> **Exercise requirements**: Please pull out every line that includes the string "frac".
++++ Stored records
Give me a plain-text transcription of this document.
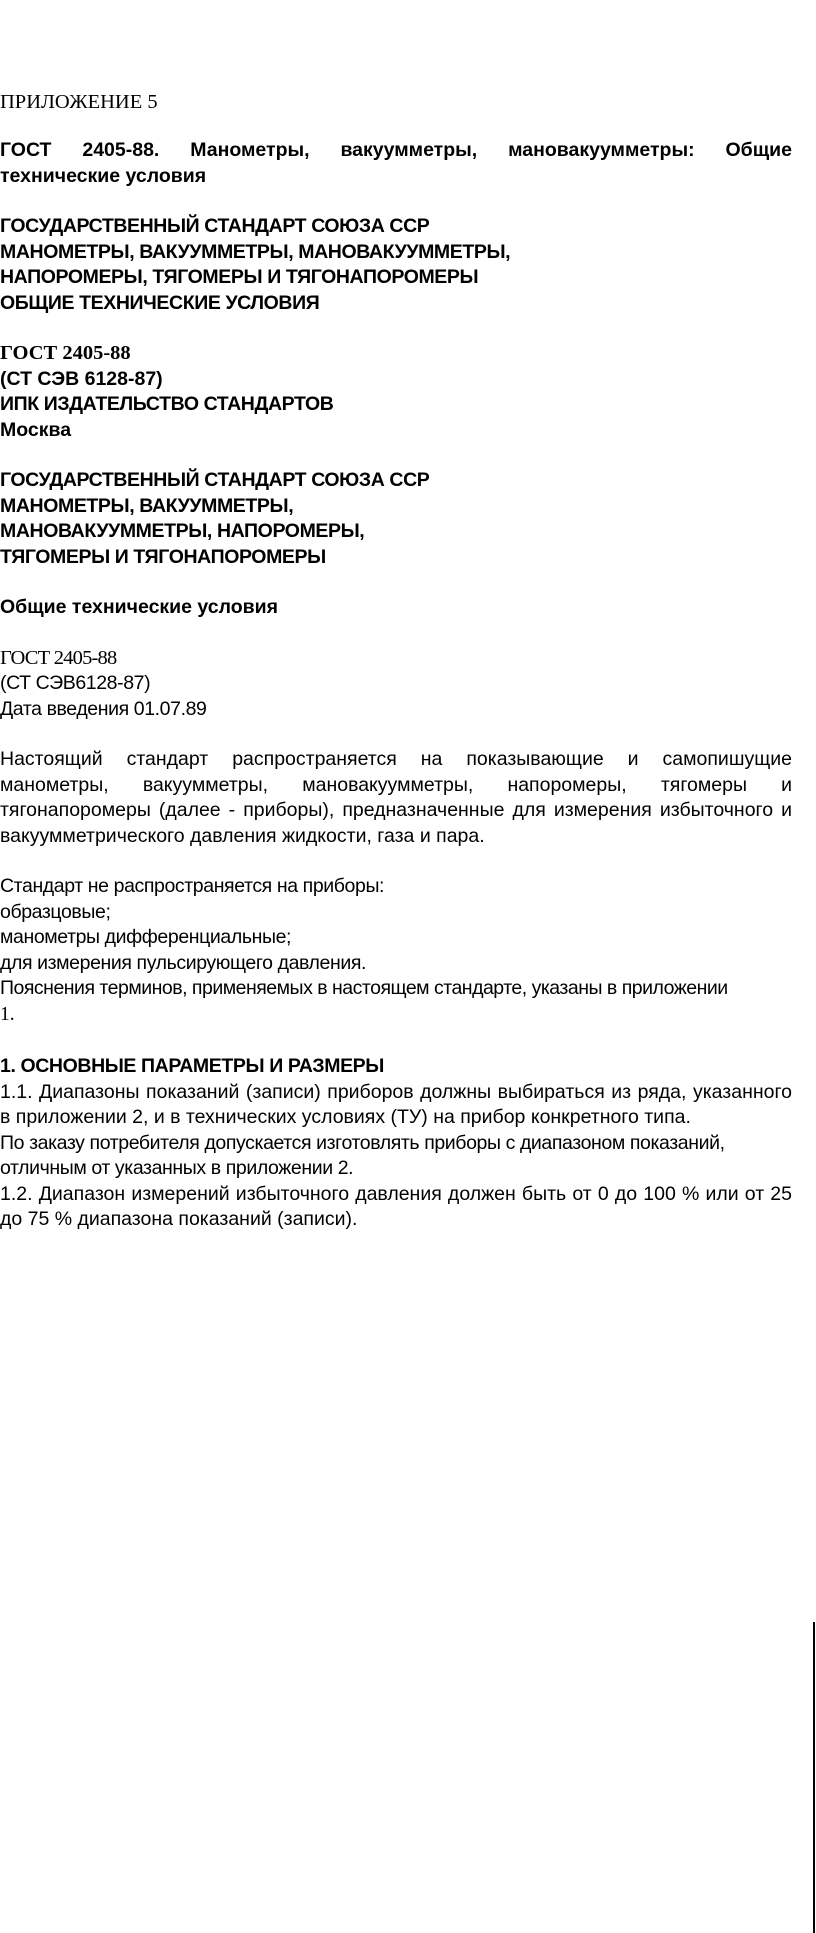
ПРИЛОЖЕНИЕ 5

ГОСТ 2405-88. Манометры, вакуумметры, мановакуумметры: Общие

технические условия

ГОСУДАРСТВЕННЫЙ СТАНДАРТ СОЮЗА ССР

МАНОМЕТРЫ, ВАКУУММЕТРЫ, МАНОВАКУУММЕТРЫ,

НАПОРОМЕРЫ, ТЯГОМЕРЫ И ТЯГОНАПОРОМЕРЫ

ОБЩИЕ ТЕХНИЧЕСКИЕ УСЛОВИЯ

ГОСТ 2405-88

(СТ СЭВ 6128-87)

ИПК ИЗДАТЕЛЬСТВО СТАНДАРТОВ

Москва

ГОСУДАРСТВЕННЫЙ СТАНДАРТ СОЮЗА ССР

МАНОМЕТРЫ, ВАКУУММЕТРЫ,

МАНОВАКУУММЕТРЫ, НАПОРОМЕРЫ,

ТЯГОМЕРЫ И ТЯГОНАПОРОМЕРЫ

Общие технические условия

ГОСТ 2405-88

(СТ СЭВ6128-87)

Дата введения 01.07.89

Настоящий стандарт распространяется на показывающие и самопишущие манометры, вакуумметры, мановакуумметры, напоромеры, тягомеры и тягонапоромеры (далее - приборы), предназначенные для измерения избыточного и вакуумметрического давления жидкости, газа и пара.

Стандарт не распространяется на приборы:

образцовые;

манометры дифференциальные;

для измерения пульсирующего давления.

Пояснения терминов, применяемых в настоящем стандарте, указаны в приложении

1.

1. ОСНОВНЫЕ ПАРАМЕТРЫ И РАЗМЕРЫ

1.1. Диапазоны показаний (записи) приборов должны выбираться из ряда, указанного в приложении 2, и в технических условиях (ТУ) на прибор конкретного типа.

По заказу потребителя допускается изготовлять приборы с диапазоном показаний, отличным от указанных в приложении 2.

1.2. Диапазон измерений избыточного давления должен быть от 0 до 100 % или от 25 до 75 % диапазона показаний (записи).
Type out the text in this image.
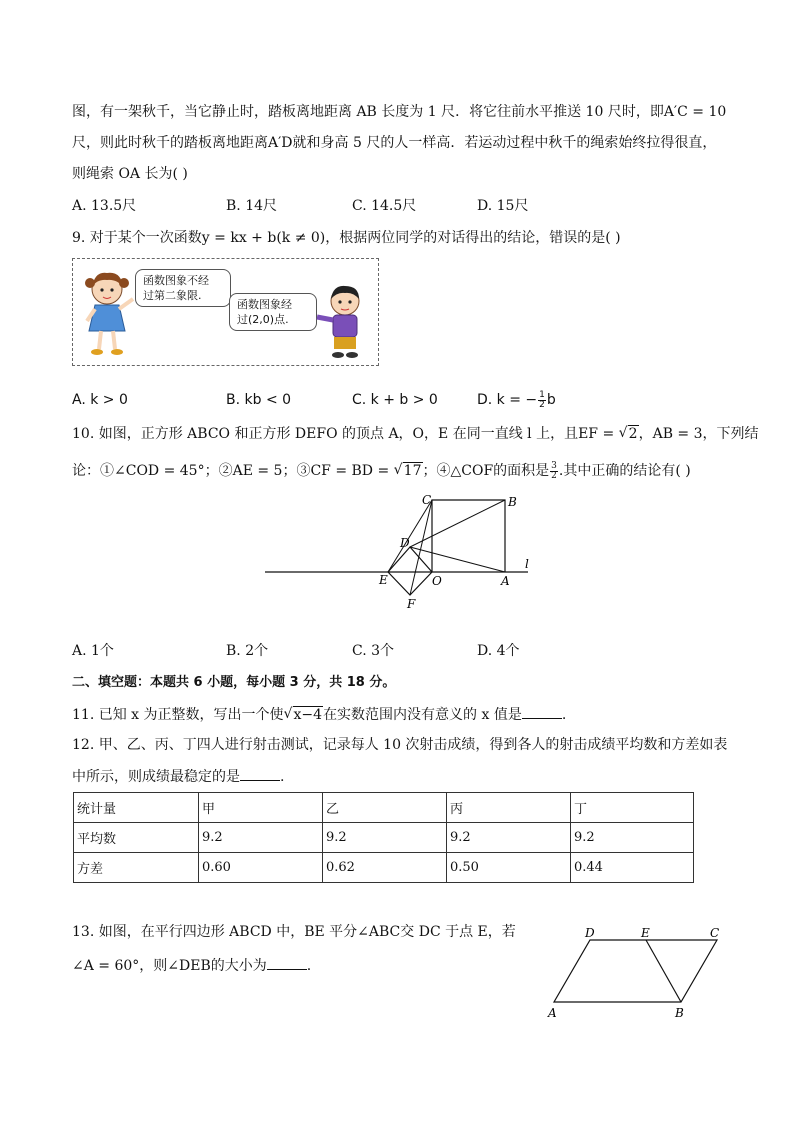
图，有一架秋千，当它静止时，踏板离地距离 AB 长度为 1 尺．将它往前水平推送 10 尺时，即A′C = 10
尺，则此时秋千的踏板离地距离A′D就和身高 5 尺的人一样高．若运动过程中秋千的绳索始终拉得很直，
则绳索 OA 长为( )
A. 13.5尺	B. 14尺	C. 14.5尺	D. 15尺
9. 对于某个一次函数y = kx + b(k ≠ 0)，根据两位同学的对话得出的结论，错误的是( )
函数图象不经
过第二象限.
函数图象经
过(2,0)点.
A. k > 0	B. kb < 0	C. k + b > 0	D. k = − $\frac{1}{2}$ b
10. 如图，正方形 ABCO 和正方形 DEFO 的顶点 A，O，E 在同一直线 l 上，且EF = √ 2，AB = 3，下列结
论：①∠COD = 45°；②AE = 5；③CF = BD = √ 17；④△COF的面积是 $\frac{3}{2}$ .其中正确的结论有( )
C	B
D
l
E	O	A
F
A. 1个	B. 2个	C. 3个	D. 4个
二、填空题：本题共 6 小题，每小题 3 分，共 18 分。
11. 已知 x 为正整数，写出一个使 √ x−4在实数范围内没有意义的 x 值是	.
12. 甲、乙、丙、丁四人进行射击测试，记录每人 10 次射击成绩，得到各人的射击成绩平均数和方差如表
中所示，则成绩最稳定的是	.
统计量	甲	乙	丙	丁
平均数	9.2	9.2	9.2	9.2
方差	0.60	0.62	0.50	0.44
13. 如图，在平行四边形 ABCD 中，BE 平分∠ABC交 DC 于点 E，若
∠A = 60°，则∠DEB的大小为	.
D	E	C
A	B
++++++++
> **Solution to the problem**:
A. k > 0	B. kb < 0	C. k + b > 0	D. k = − $\frac{1}{2}$ b
论：①∠COD = 45°；②AE = 5；③CF = BD = √ 17；④△COF的面积是 $\frac{3}{2}$ .其中正确的结论有( )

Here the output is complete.